--- start Material for this exercise ---

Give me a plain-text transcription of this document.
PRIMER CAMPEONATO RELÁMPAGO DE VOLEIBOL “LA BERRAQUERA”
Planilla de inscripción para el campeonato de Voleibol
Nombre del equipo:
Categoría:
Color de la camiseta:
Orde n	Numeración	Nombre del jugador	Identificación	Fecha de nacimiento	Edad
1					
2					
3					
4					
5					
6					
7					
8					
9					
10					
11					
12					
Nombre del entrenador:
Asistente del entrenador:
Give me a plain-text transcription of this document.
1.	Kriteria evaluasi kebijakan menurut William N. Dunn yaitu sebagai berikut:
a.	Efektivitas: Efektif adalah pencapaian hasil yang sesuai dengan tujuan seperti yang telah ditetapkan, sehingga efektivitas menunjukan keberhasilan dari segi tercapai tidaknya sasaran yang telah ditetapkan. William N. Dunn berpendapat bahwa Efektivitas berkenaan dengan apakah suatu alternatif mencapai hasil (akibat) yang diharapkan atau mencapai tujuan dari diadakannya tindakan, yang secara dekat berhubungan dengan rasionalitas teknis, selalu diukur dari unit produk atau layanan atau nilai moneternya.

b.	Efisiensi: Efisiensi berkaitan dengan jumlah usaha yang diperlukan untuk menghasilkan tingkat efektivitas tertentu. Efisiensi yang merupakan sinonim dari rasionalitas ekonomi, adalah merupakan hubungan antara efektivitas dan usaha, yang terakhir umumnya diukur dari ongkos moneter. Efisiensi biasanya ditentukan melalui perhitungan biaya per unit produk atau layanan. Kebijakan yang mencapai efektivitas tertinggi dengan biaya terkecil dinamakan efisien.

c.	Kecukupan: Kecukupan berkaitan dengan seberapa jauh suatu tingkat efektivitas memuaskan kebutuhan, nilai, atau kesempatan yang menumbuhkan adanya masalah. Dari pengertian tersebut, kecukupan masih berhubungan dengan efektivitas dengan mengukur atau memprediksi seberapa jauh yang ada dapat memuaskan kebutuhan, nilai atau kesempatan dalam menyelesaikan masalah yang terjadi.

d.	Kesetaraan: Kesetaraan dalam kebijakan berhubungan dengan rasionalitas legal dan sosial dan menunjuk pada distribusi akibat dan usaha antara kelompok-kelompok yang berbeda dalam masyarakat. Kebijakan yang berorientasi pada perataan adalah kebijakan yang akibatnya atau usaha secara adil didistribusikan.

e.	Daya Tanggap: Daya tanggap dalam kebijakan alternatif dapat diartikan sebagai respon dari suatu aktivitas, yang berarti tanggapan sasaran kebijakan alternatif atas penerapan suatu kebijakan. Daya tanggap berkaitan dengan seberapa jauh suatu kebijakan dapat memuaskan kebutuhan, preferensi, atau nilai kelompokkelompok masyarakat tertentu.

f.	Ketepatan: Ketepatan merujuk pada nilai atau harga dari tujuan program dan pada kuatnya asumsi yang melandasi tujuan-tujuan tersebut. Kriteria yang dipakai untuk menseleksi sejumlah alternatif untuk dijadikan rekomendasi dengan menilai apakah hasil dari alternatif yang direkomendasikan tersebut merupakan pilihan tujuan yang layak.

--- end Material for this exercise ---

Objective: Each entry above is to be quoted exactly.

Solution to this problem:
Give me a plain-text transcription of this document.
PRIMER CAMPEONATO RELÁMPAGO DE VOLEIBOL “LA BERRAQUERA”
Planilla de inscripción para el campeonato de Voleibol
Nombre del equipo:
Categoría:
Color de la camiseta:
Orde n	Numeración	Nombre del jugador	Identificación	Fecha de nacimiento	Edad
1					
2					
3					
4					
5					
6					
7					
8					
9					
10					
11					
12					
Nombre del entrenador:
Asistente del entrenador:
Give me a plain-text transcription of this document.
1.	Kriteria evaluasi kebijakan menurut William N. Dunn yaitu sebagai berikut:
a.	Efektivitas: Efektif adalah pencapaian hasil yang sesuai dengan tujuan seperti yang telah ditetapkan, sehingga efektivitas menunjukan keberhasilan dari segi tercapai tidaknya sasaran yang telah ditetapkan. William N. Dunn berpendapat bahwa Efektivitas berkenaan dengan apakah suatu alternatif mencapai hasil (akibat) yang diharapkan atau mencapai tujuan dari diadakannya tindakan, yang secara dekat berhubungan dengan rasionalitas teknis, selalu diukur dari unit produk atau layanan atau nilai moneternya.

b.	Efisiensi: Efisiensi berkaitan dengan jumlah usaha yang diperlukan untuk menghasilkan tingkat efektivitas tertentu. Efisiensi yang merupakan sinonim dari rasionalitas ekonomi, adalah merupakan hubungan antara efektivitas dan usaha, yang terakhir umumnya diukur dari ongkos moneter. Efisiensi biasanya ditentukan melalui perhitungan biaya per unit produk atau layanan. Kebijakan yang mencapai efektivitas tertinggi dengan biaya terkecil dinamakan efisien.

c.	Kecukupan: Kecukupan berkaitan dengan seberapa jauh suatu tingkat efektivitas memuaskan kebutuhan, nilai, atau kesempatan yang menumbuhkan adanya masalah. Dari pengertian tersebut, kecukupan masih berhubungan dengan efektivitas dengan mengukur atau memprediksi seberapa jauh yang ada dapat memuaskan kebutuhan, nilai atau kesempatan dalam menyelesaikan masalah yang terjadi.

d.	Kesetaraan: Kesetaraan dalam kebijakan berhubungan dengan rasionalitas legal dan sosial dan menunjuk pada distribusi akibat dan usaha antara kelompok-kelompok yang berbeda dalam masyarakat. Kebijakan yang berorientasi pada perataan adalah kebijakan yang akibatnya atau usaha secara adil didistribusikan.

e.	Daya Tanggap: Daya tanggap dalam kebijakan alternatif dapat diartikan sebagai respon dari suatu aktivitas, yang berarti tanggapan sasaran kebijakan alternatif atas penerapan suatu kebijakan. Daya tanggap berkaitan dengan seberapa jauh suatu kebijakan dapat memuaskan kebutuhan, preferensi, atau nilai kelompokkelompok masyarakat tertentu.

f.	Ketepatan: Ketepatan merujuk pada nilai atau harga dari tujuan program dan pada kuatnya asumsi yang melandasi tujuan-tujuan tersebut. Kriteria yang dipakai untuk menseleksi sejumlah alternatif untuk dijadikan rekomendasi dengan menilai apakah hasil dari alternatif yang direkomendasikan tersebut merupakan pilihan tujuan yang layak.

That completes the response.